▶ **INPUT MATERIAL**:
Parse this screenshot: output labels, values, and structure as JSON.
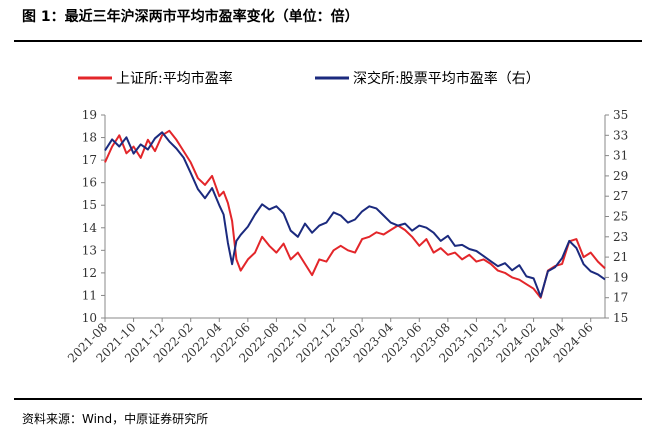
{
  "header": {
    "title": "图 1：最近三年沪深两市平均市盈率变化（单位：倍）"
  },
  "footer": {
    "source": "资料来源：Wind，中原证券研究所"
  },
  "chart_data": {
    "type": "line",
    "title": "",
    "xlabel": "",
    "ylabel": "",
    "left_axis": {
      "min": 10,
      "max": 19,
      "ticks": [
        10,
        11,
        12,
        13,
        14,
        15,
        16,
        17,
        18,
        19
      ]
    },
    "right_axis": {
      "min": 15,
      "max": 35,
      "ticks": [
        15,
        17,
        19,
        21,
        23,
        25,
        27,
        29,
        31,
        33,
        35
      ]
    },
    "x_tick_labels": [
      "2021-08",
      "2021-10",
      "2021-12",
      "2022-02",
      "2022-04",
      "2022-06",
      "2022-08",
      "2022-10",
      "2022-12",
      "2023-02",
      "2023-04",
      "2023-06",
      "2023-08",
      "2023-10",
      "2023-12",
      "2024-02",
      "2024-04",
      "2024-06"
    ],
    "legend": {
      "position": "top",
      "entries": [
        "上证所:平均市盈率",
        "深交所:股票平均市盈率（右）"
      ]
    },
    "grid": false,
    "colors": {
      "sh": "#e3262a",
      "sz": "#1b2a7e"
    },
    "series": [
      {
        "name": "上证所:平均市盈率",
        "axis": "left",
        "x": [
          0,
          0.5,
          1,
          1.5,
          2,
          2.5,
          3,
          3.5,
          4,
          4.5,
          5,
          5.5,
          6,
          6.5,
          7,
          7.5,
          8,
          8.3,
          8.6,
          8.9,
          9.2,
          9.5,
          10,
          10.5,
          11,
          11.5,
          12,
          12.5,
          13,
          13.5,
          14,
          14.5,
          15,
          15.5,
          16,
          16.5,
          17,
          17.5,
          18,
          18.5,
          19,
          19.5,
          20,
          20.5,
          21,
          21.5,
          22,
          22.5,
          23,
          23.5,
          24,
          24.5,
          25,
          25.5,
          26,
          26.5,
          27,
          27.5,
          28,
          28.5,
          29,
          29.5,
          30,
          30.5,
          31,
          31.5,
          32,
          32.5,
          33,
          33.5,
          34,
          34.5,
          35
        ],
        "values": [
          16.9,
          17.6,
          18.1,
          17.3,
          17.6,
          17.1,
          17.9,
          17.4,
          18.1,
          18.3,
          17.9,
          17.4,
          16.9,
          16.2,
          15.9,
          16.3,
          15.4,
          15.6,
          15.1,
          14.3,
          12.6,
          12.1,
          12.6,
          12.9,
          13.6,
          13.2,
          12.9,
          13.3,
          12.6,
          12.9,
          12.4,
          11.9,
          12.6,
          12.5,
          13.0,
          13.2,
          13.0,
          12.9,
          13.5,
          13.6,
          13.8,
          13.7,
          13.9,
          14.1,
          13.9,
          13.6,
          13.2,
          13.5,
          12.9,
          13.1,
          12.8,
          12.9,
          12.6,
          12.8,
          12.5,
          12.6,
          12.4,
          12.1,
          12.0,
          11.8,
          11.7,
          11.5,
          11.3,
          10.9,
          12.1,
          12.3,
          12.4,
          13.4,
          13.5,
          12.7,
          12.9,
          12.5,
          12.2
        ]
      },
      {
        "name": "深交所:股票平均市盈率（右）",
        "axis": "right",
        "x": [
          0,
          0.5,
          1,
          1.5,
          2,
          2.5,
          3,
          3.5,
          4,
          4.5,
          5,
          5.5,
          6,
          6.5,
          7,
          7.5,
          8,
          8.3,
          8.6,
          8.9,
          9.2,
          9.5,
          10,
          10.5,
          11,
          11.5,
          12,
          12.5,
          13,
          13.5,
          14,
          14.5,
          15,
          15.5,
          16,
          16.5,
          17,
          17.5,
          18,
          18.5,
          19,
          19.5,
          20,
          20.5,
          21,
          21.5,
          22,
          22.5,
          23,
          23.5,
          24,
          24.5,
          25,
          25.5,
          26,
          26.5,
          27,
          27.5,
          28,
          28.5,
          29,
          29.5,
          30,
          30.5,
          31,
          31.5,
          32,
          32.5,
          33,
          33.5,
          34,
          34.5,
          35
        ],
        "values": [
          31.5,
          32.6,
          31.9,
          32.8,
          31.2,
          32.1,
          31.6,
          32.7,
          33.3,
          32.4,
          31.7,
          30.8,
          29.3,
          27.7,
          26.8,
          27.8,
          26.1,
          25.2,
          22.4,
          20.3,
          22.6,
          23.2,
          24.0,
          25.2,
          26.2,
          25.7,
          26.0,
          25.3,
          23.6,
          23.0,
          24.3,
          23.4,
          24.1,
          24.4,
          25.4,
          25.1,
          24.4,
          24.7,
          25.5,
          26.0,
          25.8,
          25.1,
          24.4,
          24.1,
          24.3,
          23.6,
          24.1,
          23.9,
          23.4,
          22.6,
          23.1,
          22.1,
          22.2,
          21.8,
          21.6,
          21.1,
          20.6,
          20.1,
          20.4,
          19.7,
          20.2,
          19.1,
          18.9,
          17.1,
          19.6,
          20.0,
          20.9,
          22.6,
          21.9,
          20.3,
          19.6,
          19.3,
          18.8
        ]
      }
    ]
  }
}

▶ **PROBLEM DETAILS**:
Pictures in the data above should not be copied; transcribe everything else exactly.

▶ **RESPONSE**:
Parse this screenshot: output labels, values, and structure as JSON.
{
  "header": {
    "title": "图 1：最近三年沪深两市平均市盈率变化（单位：倍）"
  },
  "footer": {
    "source": "资料来源：Wind，中原证券研究所"
  },
  "chart_data": {
    "type": "line",
    "title": "",
    "xlabel": "",
    "ylabel": "",
    "left_axis": {
      "min": 10,
      "max": 19,
      "ticks": [
        10,
        11,
        12,
        13,
        14,
        15,
        16,
        17,
        18,
        19
      ]
    },
    "right_axis": {
      "min": 15,
      "max": 35,
      "ticks": [
        15,
        17,
        19,
        21,
        23,
        25,
        27,
        29,
        31,
        33,
        35
      ]
    },
    "x_tick_labels": [
      "2021-08",
      "2021-10",
      "2021-12",
      "2022-02",
      "2022-04",
      "2022-06",
      "2022-08",
      "2022-10",
      "2022-12",
      "2023-02",
      "2023-04",
      "2023-06",
      "2023-08",
      "2023-10",
      "2023-12",
      "2024-02",
      "2024-04",
      "2024-06"
    ],
    "legend": {
      "position": "top",
      "entries": [
        "上证所:平均市盈率",
        "深交所:股票平均市盈率（右）"
      ]
    },
    "grid": false,
    "colors": {
      "sh": "#e3262a",
      "sz": "#1b2a7e"
    },
    "series": [
      {
        "name": "上证所:平均市盈率",
        "axis": "left",
        "x": [
          0,
          0.5,
          1,
          1.5,
          2,
          2.5,
          3,
          3.5,
          4,
          4.5,
          5,
          5.5,
          6,
          6.5,
          7,
          7.5,
          8,
          8.3,
          8.6,
          8.9,
          9.2,
          9.5,
          10,
          10.5,
          11,
          11.5,
          12,
          12.5,
          13,
          13.5,
          14,
          14.5,
          15,
          15.5,
          16,
          16.5,
          17,
          17.5,
          18,
          18.5,
          19,
          19.5,
          20,
          20.5,
          21,
          21.5,
          22,
          22.5,
          23,
          23.5,
          24,
          24.5,
          25,
          25.5,
          26,
          26.5,
          27,
          27.5,
          28,
          28.5,
          29,
          29.5,
          30,
          30.5,
          31,
          31.5,
          32,
          32.5,
          33,
          33.5,
          34,
          34.5,
          35
        ],
        "values": [
          16.9,
          17.6,
          18.1,
          17.3,
          17.6,
          17.1,
          17.9,
          17.4,
          18.1,
          18.3,
          17.9,
          17.4,
          16.9,
          16.2,
          15.9,
          16.3,
          15.4,
          15.6,
          15.1,
          14.3,
          12.6,
          12.1,
          12.6,
          12.9,
          13.6,
          13.2,
          12.9,
          13.3,
          12.6,
          12.9,
          12.4,
          11.9,
          12.6,
          12.5,
          13.0,
          13.2,
          13.0,
          12.9,
          13.5,
          13.6,
          13.8,
          13.7,
          13.9,
          14.1,
          13.9,
          13.6,
          13.2,
          13.5,
          12.9,
          13.1,
          12.8,
          12.9,
          12.6,
          12.8,
          12.5,
          12.6,
          12.4,
          12.1,
          12.0,
          11.8,
          11.7,
          11.5,
          11.3,
          10.9,
          12.1,
          12.3,
          12.4,
          13.4,
          13.5,
          12.7,
          12.9,
          12.5,
          12.2
        ]
      },
      {
        "name": "深交所:股票平均市盈率（右）",
        "axis": "right",
        "x": [
          0,
          0.5,
          1,
          1.5,
          2,
          2.5,
          3,
          3.5,
          4,
          4.5,
          5,
          5.5,
          6,
          6.5,
          7,
          7.5,
          8,
          8.3,
          8.6,
          8.9,
          9.2,
          9.5,
          10,
          10.5,
          11,
          11.5,
          12,
          12.5,
          13,
          13.5,
          14,
          14.5,
          15,
          15.5,
          16,
          16.5,
          17,
          17.5,
          18,
          18.5,
          19,
          19.5,
          20,
          20.5,
          21,
          21.5,
          22,
          22.5,
          23,
          23.5,
          24,
          24.5,
          25,
          25.5,
          26,
          26.5,
          27,
          27.5,
          28,
          28.5,
          29,
          29.5,
          30,
          30.5,
          31,
          31.5,
          32,
          32.5,
          33,
          33.5,
          34,
          34.5,
          35
        ],
        "values": [
          31.5,
          32.6,
          31.9,
          32.8,
          31.2,
          32.1,
          31.6,
          32.7,
          33.3,
          32.4,
          31.7,
          30.8,
          29.3,
          27.7,
          26.8,
          27.8,
          26.1,
          25.2,
          22.4,
          20.3,
          22.6,
          23.2,
          24.0,
          25.2,
          26.2,
          25.7,
          26.0,
          25.3,
          23.6,
          23.0,
          24.3,
          23.4,
          24.1,
          24.4,
          25.4,
          25.1,
          24.4,
          24.7,
          25.5,
          26.0,
          25.8,
          25.1,
          24.4,
          24.1,
          24.3,
          23.6,
          24.1,
          23.9,
          23.4,
          22.6,
          23.1,
          22.1,
          22.2,
          21.8,
          21.6,
          21.1,
          20.6,
          20.1,
          20.4,
          19.7,
          20.2,
          19.1,
          18.9,
          17.1,
          19.6,
          20.0,
          20.9,
          22.6,
          21.9,
          20.3,
          19.6,
          19.3,
          18.8
        ]
      }
    ]
  }
}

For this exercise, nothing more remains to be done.